++++ Page text

Airports are often seen as quintessential non-places – halls through which somnambulant travellers are ushered with as little fuss as the architects and ground staff can arrange. Having passed through passport control and baggage-check into ‘air side’, you are technically neither in a country nor out of it. Cavusoglu’s installation played on this indeterminacy, emphasized by a soundtrack in which the background noise of echoing footfalls, trolleys, squeaks and electronic beeps forms a relentless aural cloud over the work. The real subject of his work, however, is not globalized homogeneity but difference, articulating the specifics of place through details. By focusing on hair-styles, signage, tea and manners he picks out visible flotsam that reveals the cultural undercurrents passing beneath the surface.
Like the projection of an X-ray luggage scanner screen which sends translucent images of personal effects across the gallery floor, Cavusoglu’s footage deliberately evokes the cold stare of the CCTV image. The two characters in the film are actors, and their studiedly casual behaviour is that of people who know they are under surveillance, doing their best to act naturally. Cavusoglu’s method is one of emulation; in recording the airport he adopts its techniques of monitoring, recreating its atmosphere of listlessness edged with paranoia. Unlike Mark Wallinger’s transcendental airport video Threshold to the Kingdom (2000), Point of Departure is not an easy work to watch. It was impossible to see all six screens simultaneously, and the viewer had to shift around the space for the 32 minutes of its duration, enduring the fatigue of audio-visual bustle while waiting for the narrative scraps that infrequently emerge.
A similar sense of watchfulness pervades Adrift (2006), in which two adjacent pairs of projections play out footage shot in Europe (Antwerp Station is occasionally recognizable) and the USA (New York and Rhode Island). Journeys again provide an unambiguous meta-theme; yachts and aeroplanes edge slowly across the screen; cities are filmed from the windows of moving trains. Cavusoglu uses these motifs to knit together a visual essay on the transport of ideas and taste. Antwerp’s station, built by Louis Delacenserie in 1905, is famously pompous, borrowing Renaissance, Moorish, and Byzantine styles in its magpie pursuit of grandeur. New York’s Carnegie Hall and the New England mansions that Cavusoglu films, built by 19th-century industrialist settlers, are no less indebted to European ideas of refinement and prestige in their form and purpose. A simple, repetitive soundtrack (a few notes borrowed from Bach) and melancholy shots of people waiting or wandering aimlessly evoke the swells and currents of the ocean that divides the two continents.

++++++++

» **Requirement 1**: Reproduce the review of Cavusoglu's work between "Airports are often" and "beneath the surface.", inclusive, replacing "installation" with "exhibit".
» **Requirement 2**: According to the review of Cavusoglu's work, who built Antwerp's station, and in what year?
The records were taken from a different source than the review.

++++ Entries supplied

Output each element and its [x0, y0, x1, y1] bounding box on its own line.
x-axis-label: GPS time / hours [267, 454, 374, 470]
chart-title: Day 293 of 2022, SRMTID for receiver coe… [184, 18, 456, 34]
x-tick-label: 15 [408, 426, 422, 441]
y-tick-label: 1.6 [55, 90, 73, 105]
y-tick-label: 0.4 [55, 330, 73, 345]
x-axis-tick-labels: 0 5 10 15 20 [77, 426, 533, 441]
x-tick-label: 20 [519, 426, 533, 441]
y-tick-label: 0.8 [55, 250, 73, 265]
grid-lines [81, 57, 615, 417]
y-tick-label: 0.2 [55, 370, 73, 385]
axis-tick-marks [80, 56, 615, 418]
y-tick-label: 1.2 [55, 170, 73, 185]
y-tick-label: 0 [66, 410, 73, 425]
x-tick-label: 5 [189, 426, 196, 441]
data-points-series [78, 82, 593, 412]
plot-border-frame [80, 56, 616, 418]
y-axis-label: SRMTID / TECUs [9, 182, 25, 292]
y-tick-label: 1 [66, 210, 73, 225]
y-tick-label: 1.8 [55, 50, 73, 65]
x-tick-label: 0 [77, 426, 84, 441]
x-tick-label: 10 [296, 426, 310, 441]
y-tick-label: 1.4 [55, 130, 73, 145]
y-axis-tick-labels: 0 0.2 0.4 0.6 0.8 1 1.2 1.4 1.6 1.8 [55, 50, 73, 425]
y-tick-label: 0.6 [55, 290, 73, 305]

++++++++

» **Solution 1**:
Airports are often seen as quintessential non-places – halls through which somnambulant travellers are ushered with as little fuss as the architects and ground staff can arrange. Having passed through passport control and baggage-check into ‘air side’, you are technically neither in a country nor out of it. Cavusoglu’s exhibit played on this indeterminacy, emphasized by a soundtrack in which the background noise of echoing footfalls, trolleys, squeaks and electronic beeps forms a relentless aural cloud over the work. The real subject of his work, however, is not globalized homogeneity but difference, articulating the specifics of place through details. By focusing on hair-styles, signage, tea and manners he picks out visible flotsam that reveals the cultural undercurrents passing beneath the surface.

» **Solution 2**: Louis Delacenserie built it in 1905.